> **INSTRUCTION**
Reproduce the entire listing below line for line, with no changes.

> **DATA FOR THIS EXERCISE**
━━━━━━━━━━━━━━━━━━━━━━━━━━━━━━
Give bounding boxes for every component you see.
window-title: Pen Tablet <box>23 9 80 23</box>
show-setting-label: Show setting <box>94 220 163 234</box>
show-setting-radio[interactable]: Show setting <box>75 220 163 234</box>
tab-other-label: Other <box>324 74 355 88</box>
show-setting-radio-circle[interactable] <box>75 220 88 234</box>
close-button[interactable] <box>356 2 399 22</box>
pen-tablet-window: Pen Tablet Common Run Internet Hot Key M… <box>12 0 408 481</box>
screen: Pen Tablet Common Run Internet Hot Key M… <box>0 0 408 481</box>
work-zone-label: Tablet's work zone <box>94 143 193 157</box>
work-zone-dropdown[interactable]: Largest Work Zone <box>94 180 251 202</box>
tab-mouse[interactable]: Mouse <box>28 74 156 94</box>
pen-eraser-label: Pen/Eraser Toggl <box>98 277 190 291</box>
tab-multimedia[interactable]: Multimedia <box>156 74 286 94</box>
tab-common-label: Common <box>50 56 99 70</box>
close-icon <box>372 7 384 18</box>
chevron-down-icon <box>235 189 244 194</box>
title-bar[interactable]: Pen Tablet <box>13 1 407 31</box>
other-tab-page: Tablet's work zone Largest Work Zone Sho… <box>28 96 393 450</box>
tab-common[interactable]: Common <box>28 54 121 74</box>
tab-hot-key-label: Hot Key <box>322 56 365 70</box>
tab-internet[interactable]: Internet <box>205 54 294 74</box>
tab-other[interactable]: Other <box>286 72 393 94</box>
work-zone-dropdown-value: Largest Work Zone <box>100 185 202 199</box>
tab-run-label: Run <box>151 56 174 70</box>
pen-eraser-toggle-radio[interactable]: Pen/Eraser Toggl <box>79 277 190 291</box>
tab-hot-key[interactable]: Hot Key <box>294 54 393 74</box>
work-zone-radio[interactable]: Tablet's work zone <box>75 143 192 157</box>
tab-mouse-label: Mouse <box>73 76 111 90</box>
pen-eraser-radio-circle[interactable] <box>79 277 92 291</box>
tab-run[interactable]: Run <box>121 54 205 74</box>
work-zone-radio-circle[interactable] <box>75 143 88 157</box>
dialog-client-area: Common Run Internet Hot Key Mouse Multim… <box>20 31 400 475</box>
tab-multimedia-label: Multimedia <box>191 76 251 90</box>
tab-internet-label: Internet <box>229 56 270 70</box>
━━━━━━━━━━━━━━━━━━━━━━━━━━━━━━
> **ANSWER TO THE PROBLEM**
Give bounding boxes for every component you see.
window-title: Pen Tablet <box>23 9 80 23</box>
show-setting-label: Show setting <box>94 220 163 234</box>
show-setting-radio[interactable]: Show setting <box>75 220 163 234</box>
tab-other-label: Other <box>324 74 355 88</box>
show-setting-radio-circle[interactable] <box>75 220 88 234</box>
close-button[interactable] <box>356 2 399 22</box>
pen-tablet-window: Pen Tablet Common Run Internet Hot Key M… <box>12 0 408 481</box>
screen: Pen Tablet Common Run Internet Hot Key M… <box>0 0 408 481</box>
work-zone-label: Tablet's work zone <box>94 143 193 157</box>
work-zone-dropdown[interactable]: Largest Work Zone <box>94 180 251 202</box>
tab-mouse[interactable]: Mouse <box>28 74 156 94</box>
pen-eraser-label: Pen/Eraser Toggl <box>98 277 190 291</box>
tab-multimedia[interactable]: Multimedia <box>156 74 286 94</box>
tab-common-label: Common <box>50 56 99 70</box>
close-icon <box>372 7 384 18</box>
chevron-down-icon <box>235 189 244 194</box>
title-bar[interactable]: Pen Tablet <box>13 1 407 31</box>
other-tab-page: Tablet's work zone Largest Work Zone Sho… <box>28 96 393 450</box>
tab-common[interactable]: Common <box>28 54 121 74</box>
tab-hot-key-label: Hot Key <box>322 56 365 70</box>
tab-internet[interactable]: Internet <box>205 54 294 74</box>
tab-other[interactable]: Other <box>286 72 393 94</box>
work-zone-dropdown-value: Largest Work Zone <box>100 185 202 199</box>
tab-run-label: Run <box>151 56 174 70</box>
pen-eraser-toggle-radio[interactable]: Pen/Eraser Toggl <box>79 277 190 291</box>
tab-hot-key[interactable]: Hot Key <box>294 54 393 74</box>
work-zone-radio[interactable]: Tablet's work zone <box>75 143 192 157</box>
tab-mouse-label: Mouse <box>73 76 111 90</box>
pen-eraser-radio-circle[interactable] <box>79 277 92 291</box>
tab-run[interactable]: Run <box>121 54 205 74</box>
work-zone-radio-circle[interactable] <box>75 143 88 157</box>
dialog-client-area: Common Run Internet Hot Key Mouse Multim… <box>20 31 400 475</box>
tab-multimedia-label: Multimedia <box>191 76 251 90</box>
tab-internet-label: Internet <box>229 56 270 70</box>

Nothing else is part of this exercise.